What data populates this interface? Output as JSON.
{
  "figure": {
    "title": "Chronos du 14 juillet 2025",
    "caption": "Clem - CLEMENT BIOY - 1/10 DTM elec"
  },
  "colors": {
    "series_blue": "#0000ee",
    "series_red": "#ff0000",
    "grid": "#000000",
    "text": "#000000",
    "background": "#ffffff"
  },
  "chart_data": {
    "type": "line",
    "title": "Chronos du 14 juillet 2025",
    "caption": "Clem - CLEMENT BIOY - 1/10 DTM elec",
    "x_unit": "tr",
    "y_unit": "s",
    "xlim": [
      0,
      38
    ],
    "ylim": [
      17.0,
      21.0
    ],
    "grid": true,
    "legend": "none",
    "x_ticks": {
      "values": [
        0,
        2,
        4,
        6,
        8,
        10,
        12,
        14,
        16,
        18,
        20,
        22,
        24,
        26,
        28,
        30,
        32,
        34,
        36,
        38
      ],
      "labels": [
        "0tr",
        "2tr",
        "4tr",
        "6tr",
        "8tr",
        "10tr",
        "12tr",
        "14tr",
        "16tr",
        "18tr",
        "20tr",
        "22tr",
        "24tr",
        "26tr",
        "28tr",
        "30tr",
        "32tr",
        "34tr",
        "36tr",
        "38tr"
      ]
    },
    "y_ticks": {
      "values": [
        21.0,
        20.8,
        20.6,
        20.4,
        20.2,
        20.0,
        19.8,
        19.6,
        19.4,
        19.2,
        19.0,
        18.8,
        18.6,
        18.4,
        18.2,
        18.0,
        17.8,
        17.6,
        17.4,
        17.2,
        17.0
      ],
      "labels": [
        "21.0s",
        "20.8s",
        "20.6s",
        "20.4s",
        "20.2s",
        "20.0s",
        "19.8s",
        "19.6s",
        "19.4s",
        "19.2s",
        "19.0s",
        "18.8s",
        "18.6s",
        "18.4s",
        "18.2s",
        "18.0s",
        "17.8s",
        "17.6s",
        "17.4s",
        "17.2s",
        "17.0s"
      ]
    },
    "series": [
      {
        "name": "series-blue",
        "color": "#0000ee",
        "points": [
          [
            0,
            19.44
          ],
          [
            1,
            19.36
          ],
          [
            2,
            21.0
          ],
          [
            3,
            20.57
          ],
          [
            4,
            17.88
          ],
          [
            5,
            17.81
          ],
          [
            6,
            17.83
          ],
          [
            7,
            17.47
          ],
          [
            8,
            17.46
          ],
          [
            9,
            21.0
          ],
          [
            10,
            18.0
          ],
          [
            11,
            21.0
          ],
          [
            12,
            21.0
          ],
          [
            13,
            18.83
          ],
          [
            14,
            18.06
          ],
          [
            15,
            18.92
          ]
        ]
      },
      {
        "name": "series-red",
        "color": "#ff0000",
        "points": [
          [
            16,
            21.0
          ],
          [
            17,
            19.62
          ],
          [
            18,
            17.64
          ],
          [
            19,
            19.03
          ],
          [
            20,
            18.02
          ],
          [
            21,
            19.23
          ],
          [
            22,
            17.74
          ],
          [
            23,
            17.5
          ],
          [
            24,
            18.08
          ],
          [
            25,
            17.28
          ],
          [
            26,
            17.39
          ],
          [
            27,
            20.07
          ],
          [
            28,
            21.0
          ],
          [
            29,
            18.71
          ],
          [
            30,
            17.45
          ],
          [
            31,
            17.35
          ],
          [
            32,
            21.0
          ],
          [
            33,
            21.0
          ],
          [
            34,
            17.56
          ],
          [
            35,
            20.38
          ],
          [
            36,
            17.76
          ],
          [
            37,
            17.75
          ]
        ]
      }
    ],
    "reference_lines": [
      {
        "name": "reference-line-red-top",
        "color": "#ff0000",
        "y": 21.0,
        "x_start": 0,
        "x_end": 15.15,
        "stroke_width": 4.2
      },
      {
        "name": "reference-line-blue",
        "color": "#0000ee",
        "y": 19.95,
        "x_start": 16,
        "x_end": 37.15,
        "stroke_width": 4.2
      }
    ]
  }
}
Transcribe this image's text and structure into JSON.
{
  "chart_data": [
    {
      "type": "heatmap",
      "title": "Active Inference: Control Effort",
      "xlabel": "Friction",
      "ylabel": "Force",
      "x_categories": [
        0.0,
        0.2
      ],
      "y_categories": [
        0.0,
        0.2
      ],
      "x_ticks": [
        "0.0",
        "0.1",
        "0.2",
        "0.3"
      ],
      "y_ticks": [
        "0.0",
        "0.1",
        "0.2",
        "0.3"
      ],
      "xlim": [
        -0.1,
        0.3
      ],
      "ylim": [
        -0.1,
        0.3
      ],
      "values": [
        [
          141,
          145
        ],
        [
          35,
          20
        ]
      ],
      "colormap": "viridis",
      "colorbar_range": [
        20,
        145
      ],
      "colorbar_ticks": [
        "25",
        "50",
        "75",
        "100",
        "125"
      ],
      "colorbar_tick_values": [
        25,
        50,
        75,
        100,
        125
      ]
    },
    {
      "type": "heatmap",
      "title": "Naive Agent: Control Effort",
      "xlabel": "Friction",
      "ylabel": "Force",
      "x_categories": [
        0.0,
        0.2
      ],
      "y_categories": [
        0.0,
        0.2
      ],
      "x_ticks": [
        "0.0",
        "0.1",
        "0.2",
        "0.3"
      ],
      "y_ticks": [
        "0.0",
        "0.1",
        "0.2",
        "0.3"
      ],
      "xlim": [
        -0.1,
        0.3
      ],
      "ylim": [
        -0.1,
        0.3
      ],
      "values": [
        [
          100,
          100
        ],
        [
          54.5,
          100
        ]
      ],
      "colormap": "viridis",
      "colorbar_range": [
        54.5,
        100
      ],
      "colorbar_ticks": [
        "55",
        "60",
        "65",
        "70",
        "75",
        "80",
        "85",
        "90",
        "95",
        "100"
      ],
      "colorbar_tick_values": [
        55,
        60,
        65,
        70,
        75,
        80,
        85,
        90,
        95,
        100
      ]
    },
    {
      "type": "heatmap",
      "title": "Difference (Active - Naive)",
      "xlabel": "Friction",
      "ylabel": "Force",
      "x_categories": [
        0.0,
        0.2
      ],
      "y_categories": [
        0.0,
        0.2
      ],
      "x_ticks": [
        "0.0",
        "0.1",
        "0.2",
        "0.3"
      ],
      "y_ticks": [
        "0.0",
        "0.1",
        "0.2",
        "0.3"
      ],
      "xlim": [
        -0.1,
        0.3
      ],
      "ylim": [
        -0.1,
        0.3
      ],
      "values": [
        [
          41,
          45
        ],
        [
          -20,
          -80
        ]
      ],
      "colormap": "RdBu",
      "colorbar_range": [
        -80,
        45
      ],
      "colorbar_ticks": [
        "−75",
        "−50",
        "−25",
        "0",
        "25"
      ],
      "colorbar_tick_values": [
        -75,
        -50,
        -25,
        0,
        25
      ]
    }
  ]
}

***

Each record above should be returned exactly as it appears.

REPLY TO THE TASK:
What data populates this interface? Output as JSON.
{
  "figure": {
    "title": "Chronos du 14 juillet 2025",
    "caption": "Clem - CLEMENT BIOY - 1/10 DTM elec"
  },
  "colors": {
    "series_blue": "#0000ee",
    "series_red": "#ff0000",
    "grid": "#000000",
    "text": "#000000",
    "background": "#ffffff"
  },
  "chart_data": {
    "type": "line",
    "title": "Chronos du 14 juillet 2025",
    "caption": "Clem - CLEMENT BIOY - 1/10 DTM elec",
    "x_unit": "tr",
    "y_unit": "s",
    "xlim": [
      0,
      38
    ],
    "ylim": [
      17.0,
      21.0
    ],
    "grid": true,
    "legend": "none",
    "x_ticks": {
      "values": [
        0,
        2,
        4,
        6,
        8,
        10,
        12,
        14,
        16,
        18,
        20,
        22,
        24,
        26,
        28,
        30,
        32,
        34,
        36,
        38
      ],
      "labels": [
        "0tr",
        "2tr",
        "4tr",
        "6tr",
        "8tr",
        "10tr",
        "12tr",
        "14tr",
        "16tr",
        "18tr",
        "20tr",
        "22tr",
        "24tr",
        "26tr",
        "28tr",
        "30tr",
        "32tr",
        "34tr",
        "36tr",
        "38tr"
      ]
    },
    "y_ticks": {
      "values": [
        21.0,
        20.8,
        20.6,
        20.4,
        20.2,
        20.0,
        19.8,
        19.6,
        19.4,
        19.2,
        19.0,
        18.8,
        18.6,
        18.4,
        18.2,
        18.0,
        17.8,
        17.6,
        17.4,
        17.2,
        17.0
      ],
      "labels": [
        "21.0s",
        "20.8s",
        "20.6s",
        "20.4s",
        "20.2s",
        "20.0s",
        "19.8s",
        "19.6s",
        "19.4s",
        "19.2s",
        "19.0s",
        "18.8s",
        "18.6s",
        "18.4s",
        "18.2s",
        "18.0s",
        "17.8s",
        "17.6s",
        "17.4s",
        "17.2s",
        "17.0s"
      ]
    },
    "series": [
      {
        "name": "series-blue",
        "color": "#0000ee",
        "points": [
          [
            0,
            19.44
          ],
          [
            1,
            19.36
          ],
          [
            2,
            21.0
          ],
          [
            3,
            20.57
          ],
          [
            4,
            17.88
          ],
          [
            5,
            17.81
          ],
          [
            6,
            17.83
          ],
          [
            7,
            17.47
          ],
          [
            8,
            17.46
          ],
          [
            9,
            21.0
          ],
          [
            10,
            18.0
          ],
          [
            11,
            21.0
          ],
          [
            12,
            21.0
          ],
          [
            13,
            18.83
          ],
          [
            14,
            18.06
          ],
          [
            15,
            18.92
          ]
        ]
      },
      {
        "name": "series-red",
        "color": "#ff0000",
        "points": [
          [
            16,
            21.0
          ],
          [
            17,
            19.62
          ],
          [
            18,
            17.64
          ],
          [
            19,
            19.03
          ],
          [
            20,
            18.02
          ],
          [
            21,
            19.23
          ],
          [
            22,
            17.74
          ],
          [
            23,
            17.5
          ],
          [
            24,
            18.08
          ],
          [
            25,
            17.28
          ],
          [
            26,
            17.39
          ],
          [
            27,
            20.07
          ],
          [
            28,
            21.0
          ],
          [
            29,
            18.71
          ],
          [
            30,
            17.45
          ],
          [
            31,
            17.35
          ],
          [
            32,
            21.0
          ],
          [
            33,
            21.0
          ],
          [
            34,
            17.56
          ],
          [
            35,
            20.38
          ],
          [
            36,
            17.76
          ],
          [
            37,
            17.75
          ]
        ]
      }
    ],
    "reference_lines": [
      {
        "name": "reference-line-red-top",
        "color": "#ff0000",
        "y": 21.0,
        "x_start": 0,
        "x_end": 15.15,
        "stroke_width": 4.2
      },
      {
        "name": "reference-line-blue",
        "color": "#0000ee",
        "y": 19.95,
        "x_start": 16,
        "x_end": 37.15,
        "stroke_width": 4.2
      }
    ]
  }
}
Transcribe this image's text and structure into JSON.
{
  "chart_data": [
    {
      "type": "heatmap",
      "title": "Active Inference: Control Effort",
      "xlabel": "Friction",
      "ylabel": "Force",
      "x_categories": [
        0.0,
        0.2
      ],
      "y_categories": [
        0.0,
        0.2
      ],
      "x_ticks": [
        "0.0",
        "0.1",
        "0.2",
        "0.3"
      ],
      "y_ticks": [
        "0.0",
        "0.1",
        "0.2",
        "0.3"
      ],
      "xlim": [
        -0.1,
        0.3
      ],
      "ylim": [
        -0.1,
        0.3
      ],
      "values": [
        [
          141,
          145
        ],
        [
          35,
          20
        ]
      ],
      "colormap": "viridis",
      "colorbar_range": [
        20,
        145
      ],
      "colorbar_ticks": [
        "25",
        "50",
        "75",
        "100",
        "125"
      ],
      "colorbar_tick_values": [
        25,
        50,
        75,
        100,
        125
      ]
    },
    {
      "type": "heatmap",
      "title": "Naive Agent: Control Effort",
      "xlabel": "Friction",
      "ylabel": "Force",
      "x_categories": [
        0.0,
        0.2
      ],
      "y_categories": [
        0.0,
        0.2
      ],
      "x_ticks": [
        "0.0",
        "0.1",
        "0.2",
        "0.3"
      ],
      "y_ticks": [
        "0.0",
        "0.1",
        "0.2",
        "0.3"
      ],
      "xlim": [
        -0.1,
        0.3
      ],
      "ylim": [
        -0.1,
        0.3
      ],
      "values": [
        [
          100,
          100
        ],
        [
          54.5,
          100
        ]
      ],
      "colormap": "viridis",
      "colorbar_range": [
        54.5,
        100
      ],
      "colorbar_ticks": [
        "55",
        "60",
        "65",
        "70",
        "75",
        "80",
        "85",
        "90",
        "95",
        "100"
      ],
      "colorbar_tick_values": [
        55,
        60,
        65,
        70,
        75,
        80,
        85,
        90,
        95,
        100
      ]
    },
    {
      "type": "heatmap",
      "title": "Difference (Active - Naive)",
      "xlabel": "Friction",
      "ylabel": "Force",
      "x_categories": [
        0.0,
        0.2
      ],
      "y_categories": [
        0.0,
        0.2
      ],
      "x_ticks": [
        "0.0",
        "0.1",
        "0.2",
        "0.3"
      ],
      "y_ticks": [
        "0.0",
        "0.1",
        "0.2",
        "0.3"
      ],
      "xlim": [
        -0.1,
        0.3
      ],
      "ylim": [
        -0.1,
        0.3
      ],
      "values": [
        [
          41,
          45
        ],
        [
          -20,
          -80
        ]
      ],
      "colormap": "RdBu",
      "colorbar_range": [
        -80,
        45
      ],
      "colorbar_ticks": [
        "−75",
        "−50",
        "−25",
        "0",
        "25"
      ],
      "colorbar_tick_values": [
        -75,
        -50,
        -25,
        0,
        25
      ]
    }
  ]
}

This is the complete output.